- **EXERCISE PROMPT**: Tally the lines in the listing below that include "value". Answer with the count and nothing more.

- **RECORDS PROVIDED**:
※

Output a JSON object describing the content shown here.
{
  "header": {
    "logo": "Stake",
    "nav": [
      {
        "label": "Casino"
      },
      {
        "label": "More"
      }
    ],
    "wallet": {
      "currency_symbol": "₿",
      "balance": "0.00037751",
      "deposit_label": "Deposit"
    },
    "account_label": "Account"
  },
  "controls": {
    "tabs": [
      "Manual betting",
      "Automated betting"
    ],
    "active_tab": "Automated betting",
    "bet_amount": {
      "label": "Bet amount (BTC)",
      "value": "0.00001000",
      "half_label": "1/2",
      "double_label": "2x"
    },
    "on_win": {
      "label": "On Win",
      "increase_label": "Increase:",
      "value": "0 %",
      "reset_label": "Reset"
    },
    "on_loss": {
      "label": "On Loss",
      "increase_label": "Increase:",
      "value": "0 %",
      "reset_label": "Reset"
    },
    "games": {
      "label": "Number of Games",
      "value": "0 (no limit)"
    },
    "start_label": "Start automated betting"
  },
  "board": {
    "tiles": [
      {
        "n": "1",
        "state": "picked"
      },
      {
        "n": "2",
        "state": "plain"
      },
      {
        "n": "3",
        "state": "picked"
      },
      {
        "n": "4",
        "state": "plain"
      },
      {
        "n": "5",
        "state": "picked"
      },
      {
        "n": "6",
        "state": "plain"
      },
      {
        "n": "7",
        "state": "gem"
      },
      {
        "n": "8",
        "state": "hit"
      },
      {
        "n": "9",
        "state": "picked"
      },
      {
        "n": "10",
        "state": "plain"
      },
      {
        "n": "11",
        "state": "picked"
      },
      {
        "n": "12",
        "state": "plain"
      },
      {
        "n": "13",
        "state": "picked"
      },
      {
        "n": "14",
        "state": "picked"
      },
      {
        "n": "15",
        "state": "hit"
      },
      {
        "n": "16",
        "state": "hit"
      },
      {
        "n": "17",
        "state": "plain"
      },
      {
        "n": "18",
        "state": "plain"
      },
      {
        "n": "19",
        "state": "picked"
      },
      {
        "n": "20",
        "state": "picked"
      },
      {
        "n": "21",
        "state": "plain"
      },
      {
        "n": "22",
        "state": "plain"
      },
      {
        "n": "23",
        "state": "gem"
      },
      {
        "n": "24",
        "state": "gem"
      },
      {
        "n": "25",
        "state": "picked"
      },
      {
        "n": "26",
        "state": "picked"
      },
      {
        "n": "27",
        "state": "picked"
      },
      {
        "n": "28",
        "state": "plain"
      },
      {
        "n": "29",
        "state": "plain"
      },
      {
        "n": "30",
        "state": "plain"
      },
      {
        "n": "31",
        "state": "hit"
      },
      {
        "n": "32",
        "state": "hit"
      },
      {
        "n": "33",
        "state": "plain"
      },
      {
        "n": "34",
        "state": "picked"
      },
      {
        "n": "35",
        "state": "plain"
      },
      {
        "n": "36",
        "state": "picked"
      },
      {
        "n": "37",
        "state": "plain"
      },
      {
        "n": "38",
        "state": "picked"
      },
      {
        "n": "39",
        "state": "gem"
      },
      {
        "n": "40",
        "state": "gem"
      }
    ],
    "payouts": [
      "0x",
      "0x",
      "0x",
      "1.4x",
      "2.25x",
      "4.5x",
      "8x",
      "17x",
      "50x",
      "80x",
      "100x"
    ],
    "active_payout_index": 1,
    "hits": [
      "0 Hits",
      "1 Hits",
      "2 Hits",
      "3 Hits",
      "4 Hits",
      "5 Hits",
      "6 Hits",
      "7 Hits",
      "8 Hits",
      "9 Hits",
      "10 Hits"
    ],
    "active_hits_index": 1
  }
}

※

- **FULL ANSWER**: 4